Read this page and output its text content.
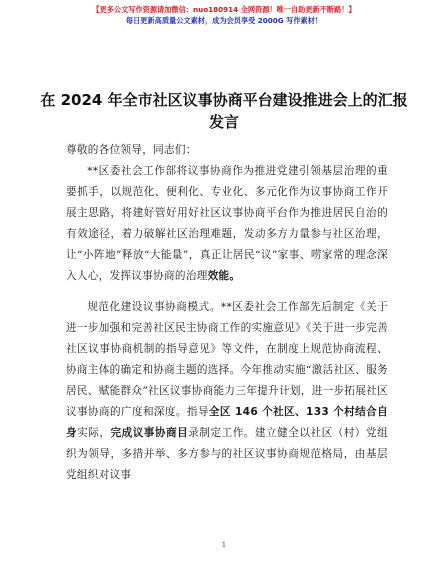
【更多公文写作资源请加微信：nuo180914 全网资源！唯一自助更新不断路！】
每日更新高质量公文素材，成为会员享受 2000G 写作素材！
在 2024 年全市社区议事协商平台建设推进会上的汇报发言

尊敬的各位领导，同志们：

**区委社会工作部将议事协商作为推进党建引领基层治理的重要抓手，以规范化、便利化、专业化、多元化作为议事协商工作开展主思路，将建好管好用好社区议事协商平台作为推进居民自治的有效途径，着力破解社区治理难题，发动多方力量参与社区治理，让“小阵地”释放“大能量”，真正让居民“议”家事、唠家常的理念深入人心，发挥议事协商的治理效能。

规范化建设议事协商模式。**区委社会工作部先后制定《关于进一步加强和完善社区民主协商工作的实施意见》《关于进一步完善社区议事协商机制的指导意见》等文件，在制度上规范协商流程、协商主体的确定和协商主题的选择。今年推动实施“激活社区、服务居民、赋能群众”社区议事协商能力三年提升计划，进一步拓展社区议事协商的广度和深度。指导全区 146 个社区、133 个村结合自身实际，完成议事协商目录制定工作。建立健全以社区（村）党组织为领导，多措并举、多方参与的社区议事协商规范格局，由基层党组织对议事

1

DIRECTIVE >>
Return the material word for word. Pictures are not part of the copy.

ANSWER TO THIS EXERCISE >>
Read this page and output its text content.
【更多公文写作资源请加微信：nuo180914 全网资源！唯一自助更新不断路！】
每日更新高质量公文素材，成为会员享受 2000G 写作素材！
在 2024 年全市社区议事协商平台建设推进会上的汇报发言

尊敬的各位领导，同志们：

**区委社会工作部将议事协商作为推进党建引领基层治理的重要抓手，以规范化、便利化、专业化、多元化作为议事协商工作开展主思路，将建好管好用好社区议事协商平台作为推进居民自治的有效途径，着力破解社区治理难题，发动多方力量参与社区治理，让“小阵地”释放“大能量”，真正让居民“议”家事、唠家常的理念深入人心，发挥议事协商的治理效能。

规范化建设议事协商模式。**区委社会工作部先后制定《关于进一步加强和完善社区民主协商工作的实施意见》《关于进一步完善社区议事协商机制的指导意见》等文件，在制度上规范协商流程、协商主体的确定和协商主题的选择。今年推动实施“激活社区、服务居民、赋能群众”社区议事协商能力三年提升计划，进一步拓展社区议事协商的广度和深度。指导全区 146 个社区、133 个村结合自身实际，完成议事协商目录制定工作。建立健全以社区（村）党组织为领导，多措并举、多方参与的社区议事协商规范格局，由基层党组织对议事

1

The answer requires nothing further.